Exercise requirements -> Quote the whole listing exactly. Leave the pictures out of your copy.

Supplied material ->

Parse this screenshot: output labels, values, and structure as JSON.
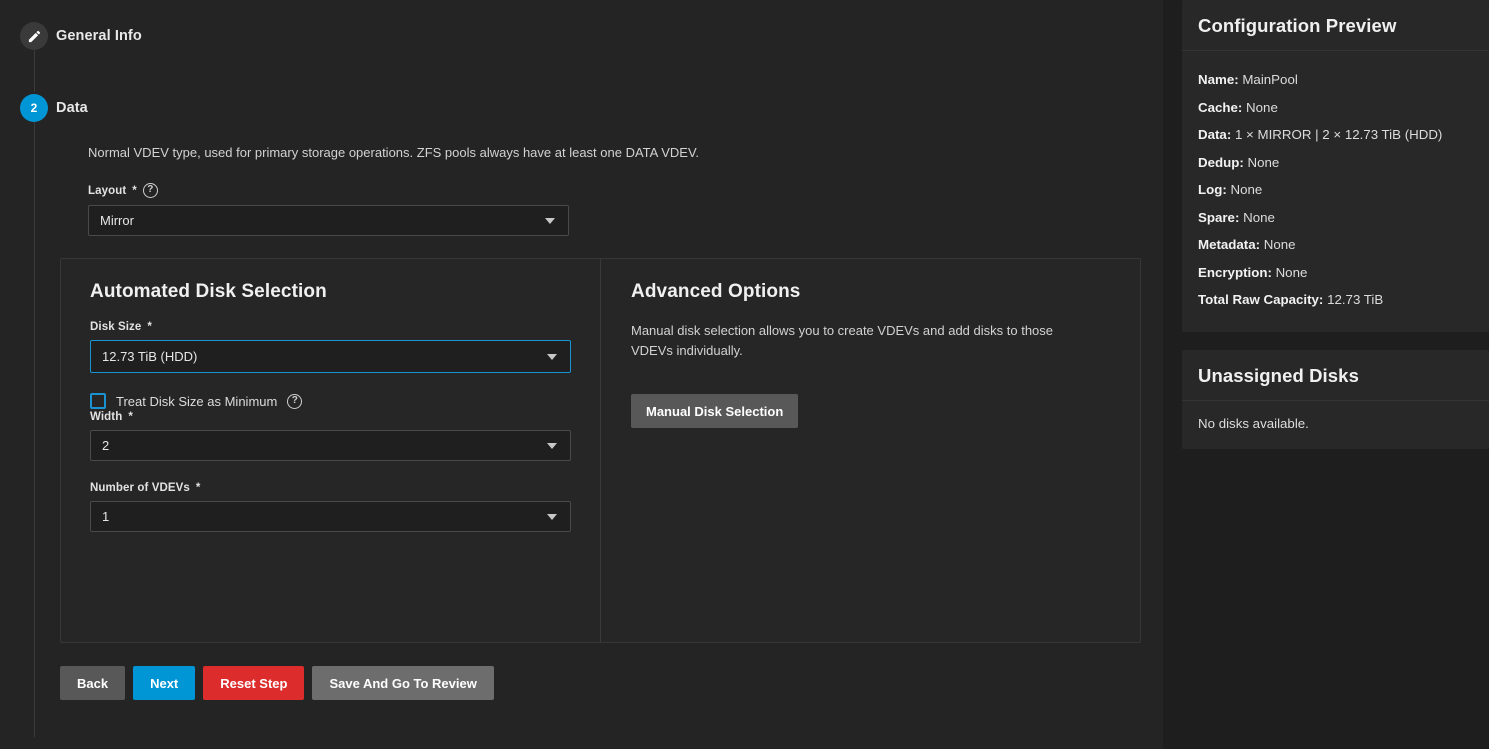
{
  "wizard": {
    "steps": [
      {
        "id": "general-info",
        "label": "General Info",
        "marker": "pencil-icon",
        "state": "completed"
      },
      {
        "id": "data",
        "label": "Data",
        "marker": "2",
        "state": "active"
      }
    ]
  },
  "data_step": {
    "description": "Normal VDEV type, used for primary storage operations. ZFS pools always have at least one DATA VDEV.",
    "layout_field": {
      "label": "Layout",
      "required_mark": "*",
      "help_icon": "help-circle-icon",
      "value": "Mirror"
    }
  },
  "automated_disk_selection": {
    "heading": "Automated Disk Selection",
    "disk_size_field": {
      "label": "Disk Size",
      "required_mark": "*",
      "value": "12.73 TiB (HDD)",
      "focused": true
    },
    "treat_min_checkbox": {
      "label": "Treat Disk Size as Minimum",
      "checked": false,
      "help_icon": "help-circle-icon"
    },
    "width_field": {
      "label": "Width",
      "required_mark": "*",
      "value": "2"
    },
    "vdevs_field": {
      "label": "Number of VDEVs",
      "required_mark": "*",
      "value": "1"
    }
  },
  "advanced_options": {
    "heading": "Advanced Options",
    "description": "Manual disk selection allows you to create VDEVs and add disks to those VDEVs individually.",
    "manual_button_label": "Manual Disk Selection"
  },
  "footer": {
    "back_label": "Back",
    "next_label": "Next",
    "reset_label": "Reset Step",
    "save_review_label": "Save And Go To Review"
  },
  "configuration_preview": {
    "title": "Configuration Preview",
    "rows": [
      {
        "key": "Name:",
        "value": "MainPool"
      },
      {
        "key": "Cache:",
        "value": "None"
      },
      {
        "key": "Data:",
        "value": "1 × MIRROR | 2 × 12.73 TiB (HDD)"
      },
      {
        "key": "Dedup:",
        "value": "None"
      },
      {
        "key": "Log:",
        "value": "None"
      },
      {
        "key": "Spare:",
        "value": "None"
      },
      {
        "key": "Metadata:",
        "value": "None"
      },
      {
        "key": "Encryption:",
        "value": "None"
      },
      {
        "key": "Total Raw Capacity:",
        "value": "12.73 TiB"
      }
    ]
  },
  "unassigned_disks": {
    "title": "Unassigned Disks",
    "empty_message": "No disks available."
  },
  "colors": {
    "accent_blue": "#0095d5",
    "danger_red": "#dd2c2c",
    "page_bg": "#1e1e1e",
    "panel_bg": "#242424",
    "card_bg": "#282828"
  }
}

Task answer ->
Parse this screenshot: output labels, values, and structure as JSON.
{
  "wizard": {
    "steps": [
      {
        "id": "general-info",
        "label": "General Info",
        "marker": "pencil-icon",
        "state": "completed"
      },
      {
        "id": "data",
        "label": "Data",
        "marker": "2",
        "state": "active"
      }
    ]
  },
  "data_step": {
    "description": "Normal VDEV type, used for primary storage operations. ZFS pools always have at least one DATA VDEV.",
    "layout_field": {
      "label": "Layout",
      "required_mark": "*",
      "help_icon": "help-circle-icon",
      "value": "Mirror"
    }
  },
  "automated_disk_selection": {
    "heading": "Automated Disk Selection",
    "disk_size_field": {
      "label": "Disk Size",
      "required_mark": "*",
      "value": "12.73 TiB (HDD)",
      "focused": true
    },
    "treat_min_checkbox": {
      "label": "Treat Disk Size as Minimum",
      "checked": false,
      "help_icon": "help-circle-icon"
    },
    "width_field": {
      "label": "Width",
      "required_mark": "*",
      "value": "2"
    },
    "vdevs_field": {
      "label": "Number of VDEVs",
      "required_mark": "*",
      "value": "1"
    }
  },
  "advanced_options": {
    "heading": "Advanced Options",
    "description": "Manual disk selection allows you to create VDEVs and add disks to those VDEVs individually.",
    "manual_button_label": "Manual Disk Selection"
  },
  "footer": {
    "back_label": "Back",
    "next_label": "Next",
    "reset_label": "Reset Step",
    "save_review_label": "Save And Go To Review"
  },
  "configuration_preview": {
    "title": "Configuration Preview",
    "rows": [
      {
        "key": "Name:",
        "value": "MainPool"
      },
      {
        "key": "Cache:",
        "value": "None"
      },
      {
        "key": "Data:",
        "value": "1 × MIRROR | 2 × 12.73 TiB (HDD)"
      },
      {
        "key": "Dedup:",
        "value": "None"
      },
      {
        "key": "Log:",
        "value": "None"
      },
      {
        "key": "Spare:",
        "value": "None"
      },
      {
        "key": "Metadata:",
        "value": "None"
      },
      {
        "key": "Encryption:",
        "value": "None"
      },
      {
        "key": "Total Raw Capacity:",
        "value": "12.73 TiB"
      }
    ]
  },
  "unassigned_disks": {
    "title": "Unassigned Disks",
    "empty_message": "No disks available."
  },
  "colors": {
    "accent_blue": "#0095d5",
    "danger_red": "#dd2c2c",
    "page_bg": "#1e1e1e",
    "panel_bg": "#242424",
    "card_bg": "#282828"
  }
}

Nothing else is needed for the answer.